(Some rows)
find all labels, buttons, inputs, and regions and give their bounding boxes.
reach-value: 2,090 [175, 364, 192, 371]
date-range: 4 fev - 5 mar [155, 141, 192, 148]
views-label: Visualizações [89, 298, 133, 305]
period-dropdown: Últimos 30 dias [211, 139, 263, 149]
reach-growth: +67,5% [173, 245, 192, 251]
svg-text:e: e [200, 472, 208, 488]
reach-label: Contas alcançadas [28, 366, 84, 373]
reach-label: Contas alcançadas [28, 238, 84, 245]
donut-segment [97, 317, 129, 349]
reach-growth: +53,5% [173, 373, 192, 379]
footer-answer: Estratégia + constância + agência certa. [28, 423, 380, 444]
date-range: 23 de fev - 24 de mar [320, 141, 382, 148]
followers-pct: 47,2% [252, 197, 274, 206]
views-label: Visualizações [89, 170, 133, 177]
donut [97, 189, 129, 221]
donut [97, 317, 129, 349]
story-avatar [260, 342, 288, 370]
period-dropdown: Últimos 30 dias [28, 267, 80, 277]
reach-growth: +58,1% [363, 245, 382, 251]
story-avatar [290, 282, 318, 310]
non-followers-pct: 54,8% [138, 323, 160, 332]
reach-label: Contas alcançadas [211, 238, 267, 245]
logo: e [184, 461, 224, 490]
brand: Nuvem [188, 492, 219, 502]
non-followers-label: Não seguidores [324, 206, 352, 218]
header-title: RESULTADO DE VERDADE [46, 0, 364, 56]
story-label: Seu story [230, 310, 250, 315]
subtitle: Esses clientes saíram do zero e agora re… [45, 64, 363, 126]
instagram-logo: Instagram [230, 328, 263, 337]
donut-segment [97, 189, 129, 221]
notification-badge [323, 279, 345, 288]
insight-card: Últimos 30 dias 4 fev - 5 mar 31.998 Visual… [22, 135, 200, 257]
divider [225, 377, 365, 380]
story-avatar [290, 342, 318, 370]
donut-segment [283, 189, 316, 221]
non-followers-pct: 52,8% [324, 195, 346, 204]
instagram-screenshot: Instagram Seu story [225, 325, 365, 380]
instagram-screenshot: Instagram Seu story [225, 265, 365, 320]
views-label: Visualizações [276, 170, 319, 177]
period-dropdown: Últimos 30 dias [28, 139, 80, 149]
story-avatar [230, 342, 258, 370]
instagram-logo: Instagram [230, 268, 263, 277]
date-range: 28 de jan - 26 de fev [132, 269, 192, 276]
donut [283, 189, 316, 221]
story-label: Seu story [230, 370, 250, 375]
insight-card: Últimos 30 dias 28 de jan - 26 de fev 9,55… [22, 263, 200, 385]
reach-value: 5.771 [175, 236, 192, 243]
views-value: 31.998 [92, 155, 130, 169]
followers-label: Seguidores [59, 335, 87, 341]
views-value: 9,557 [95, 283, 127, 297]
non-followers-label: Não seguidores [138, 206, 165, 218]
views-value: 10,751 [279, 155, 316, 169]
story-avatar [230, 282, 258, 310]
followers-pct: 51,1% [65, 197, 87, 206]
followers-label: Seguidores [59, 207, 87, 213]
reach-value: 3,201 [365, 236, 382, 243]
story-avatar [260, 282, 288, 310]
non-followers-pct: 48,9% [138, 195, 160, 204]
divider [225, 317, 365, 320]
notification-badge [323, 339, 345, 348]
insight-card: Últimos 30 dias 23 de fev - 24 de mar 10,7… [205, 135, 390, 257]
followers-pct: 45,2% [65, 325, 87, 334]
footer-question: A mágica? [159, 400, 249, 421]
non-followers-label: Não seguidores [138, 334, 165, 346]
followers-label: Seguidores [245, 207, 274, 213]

### PROBLEM TO SOLVE
Retype all of the rows above, character for character, with nothing changed.

### CORRECT OUTPUT
find all labels, buttons, inputs, and regions and give their bounding boxes.
reach-value: 2,090 [175, 364, 192, 371]
date-range: 4 fev - 5 mar [155, 141, 192, 148]
views-label: Visualizações [89, 298, 133, 305]
period-dropdown: Últimos 30 dias [211, 139, 263, 149]
reach-growth: +67,5% [173, 245, 192, 251]
svg-text:e: e [200, 472, 208, 488]
reach-label: Contas alcançadas [28, 366, 84, 373]
reach-label: Contas alcançadas [28, 238, 84, 245]
donut-segment [97, 317, 129, 349]
reach-growth: +53,5% [173, 373, 192, 379]
footer-answer: Estratégia + constância + agência certa. [28, 423, 380, 444]
date-range: 23 de fev - 24 de mar [320, 141, 382, 148]
followers-pct: 47,2% [252, 197, 274, 206]
views-label: Visualizações [89, 170, 133, 177]
donut [97, 189, 129, 221]
donut [97, 317, 129, 349]
story-avatar [260, 342, 288, 370]
period-dropdown: Últimos 30 dias [28, 267, 80, 277]
reach-growth: +58,1% [363, 245, 382, 251]
story-avatar [290, 282, 318, 310]
non-followers-pct: 54,8% [138, 323, 160, 332]
reach-label: Contas alcançadas [211, 238, 267, 245]
logo: e [184, 461, 224, 490]
brand: Nuvem [188, 492, 219, 502]
non-followers-label: Não seguidores [324, 206, 352, 218]
header-title: RESULTADO DE VERDADE [46, 0, 364, 56]
story-label: Seu story [230, 310, 250, 315]
subtitle: Esses clientes saíram do zero e agora re… [45, 64, 363, 126]
instagram-logo: Instagram [230, 328, 263, 337]
donut-segment [97, 189, 129, 221]
notification-badge [323, 279, 345, 288]
insight-card: Últimos 30 dias 4 fev - 5 mar 31.998 Visual… [22, 135, 200, 257]
divider [225, 377, 365, 380]
story-avatar [290, 342, 318, 370]
donut-segment [283, 189, 316, 221]
non-followers-pct: 52,8% [324, 195, 346, 204]
instagram-screenshot: Instagram Seu story [225, 325, 365, 380]
instagram-screenshot: Instagram Seu story [225, 265, 365, 320]
views-label: Visualizações [276, 170, 319, 177]
period-dropdown: Últimos 30 dias [28, 139, 80, 149]
story-avatar [230, 342, 258, 370]
instagram-logo: Instagram [230, 268, 263, 277]
date-range: 28 de jan - 26 de fev [132, 269, 192, 276]
donut [283, 189, 316, 221]
story-label: Seu story [230, 370, 250, 375]
insight-card: Últimos 30 dias 28 de jan - 26 de fev 9,55… [22, 263, 200, 385]
reach-value: 5.771 [175, 236, 192, 243]
views-value: 31.998 [92, 155, 130, 169]
followers-label: Seguidores [59, 335, 87, 341]
views-value: 9,557 [95, 283, 127, 297]
non-followers-label: Não seguidores [138, 206, 165, 218]
views-value: 10,751 [279, 155, 316, 169]
story-avatar [230, 282, 258, 310]
followers-pct: 51,1% [65, 197, 87, 206]
followers-label: Seguidores [59, 207, 87, 213]
reach-value: 3,201 [365, 236, 382, 243]
story-avatar [260, 282, 288, 310]
non-followers-pct: 48,9% [138, 195, 160, 204]
divider [225, 317, 365, 320]
notification-badge [323, 339, 345, 348]
insight-card: Últimos 30 dias 23 de fev - 24 de mar 10,7… [205, 135, 390, 257]
followers-pct: 45,2% [65, 325, 87, 334]
footer-question: A mágica? [159, 400, 249, 421]
non-followers-label: Não seguidores [138, 334, 165, 346]
followers-label: Seguidores [245, 207, 274, 213]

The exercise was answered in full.